Omit all pictures, then retype the data exactly as given.

Dataset items
** START **
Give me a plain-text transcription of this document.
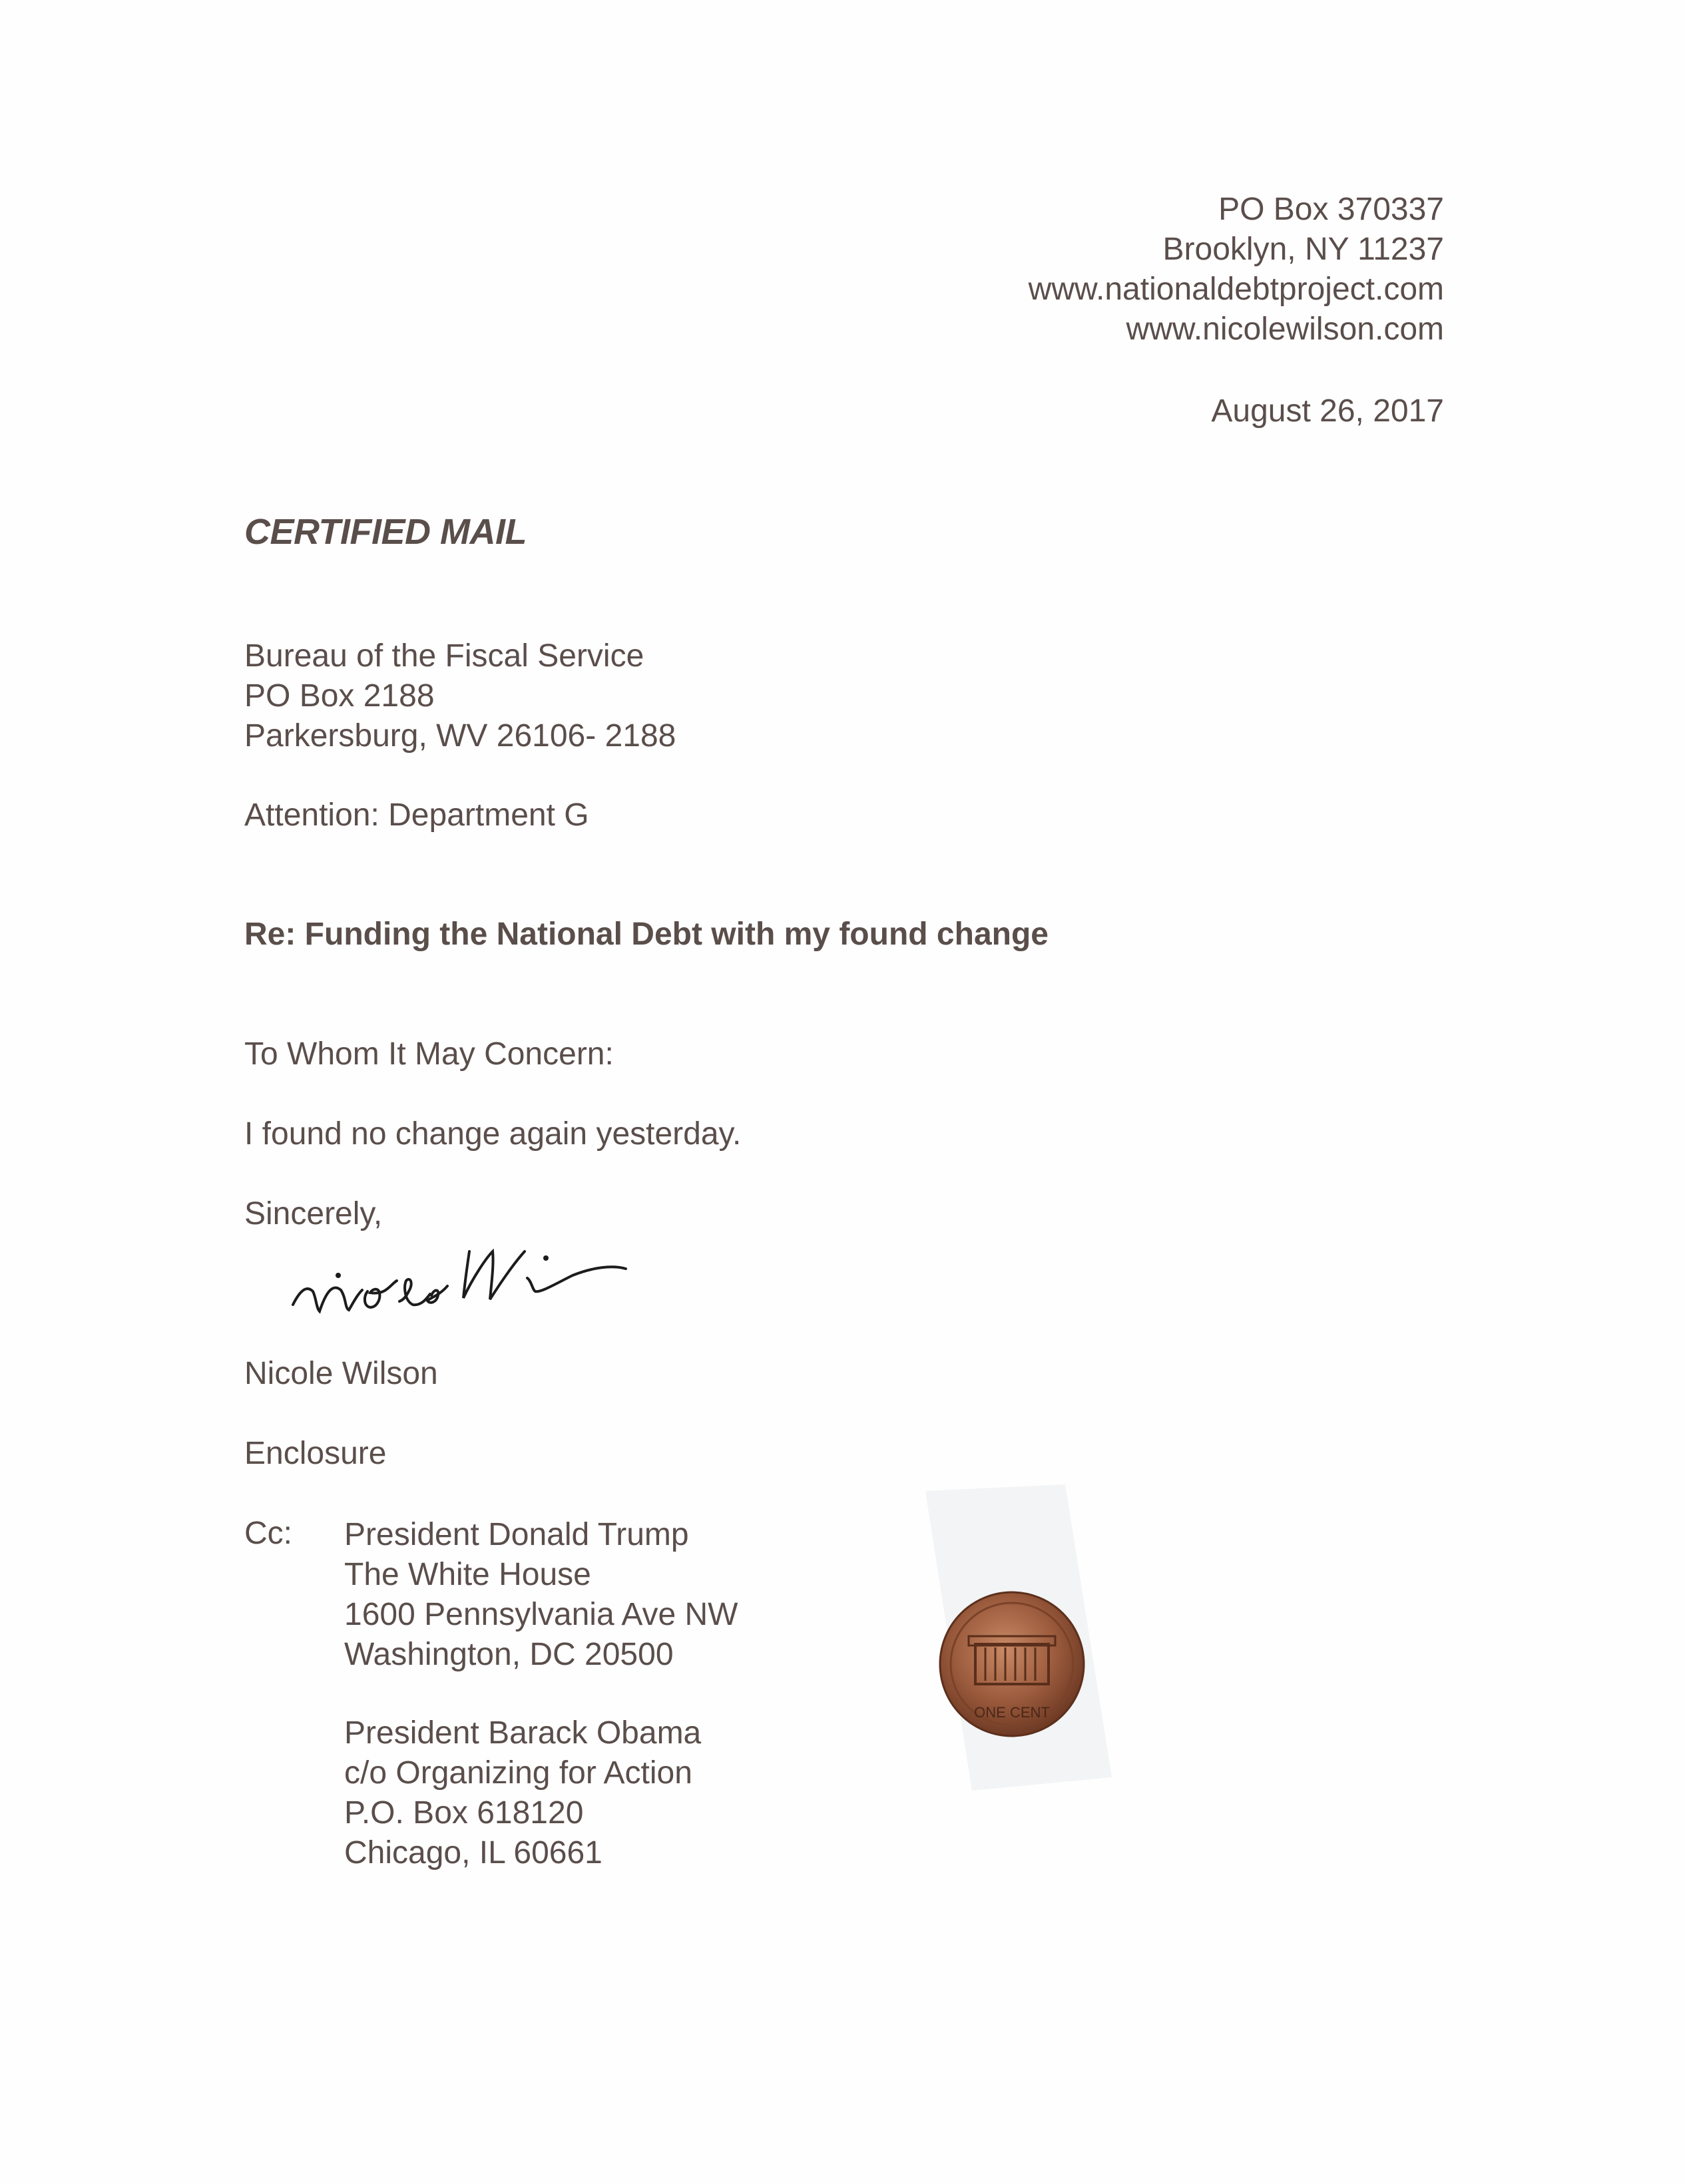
PO Box 370337
Brooklyn, NY 11237
www.nationaldebtproject.com
www.nicolewilson.com
August 26, 2017
CERTIFIED MAIL
Bureau of the Fiscal Service
PO Box 2188
Parkersburg, WV 26106- 2188
Attention: Department G
Re: Funding the National Debt with my found change
To Whom It May Concern:
I found no change again yesterday.
Sincerely,
Nicole Wilson
Enclosure
Cc: President Donald Trump
The White House
1600 Pennsylvania Ave NW
Washington, DC 20500
President Barack Obama
c/o Organizing for Action
P.O. Box 618120
Chicago, IL 60661
ONE CENT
** END **
*RESPONSE BELOW:*
Give me a plain-text transcription of this document.
PO Box 370337
Brooklyn, NY 11237
www.nationaldebtproject.com
www.nicolewilson.com
August 26, 2017
CERTIFIED MAIL
Bureau of the Fiscal Service
PO Box 2188
Parkersburg, WV 26106- 2188
Attention: Department G
Re: Funding the National Debt with my found change
To Whom It May Concern:
I found no change again yesterday.
Sincerely,
Nicole Wilson
Enclosure
Cc: President Donald Trump
The White House
1600 Pennsylvania Ave NW
Washington, DC 20500
President Barack Obama
c/o Organizing for Action
P.O. Box 618120
Chicago, IL 60661
ONE CENT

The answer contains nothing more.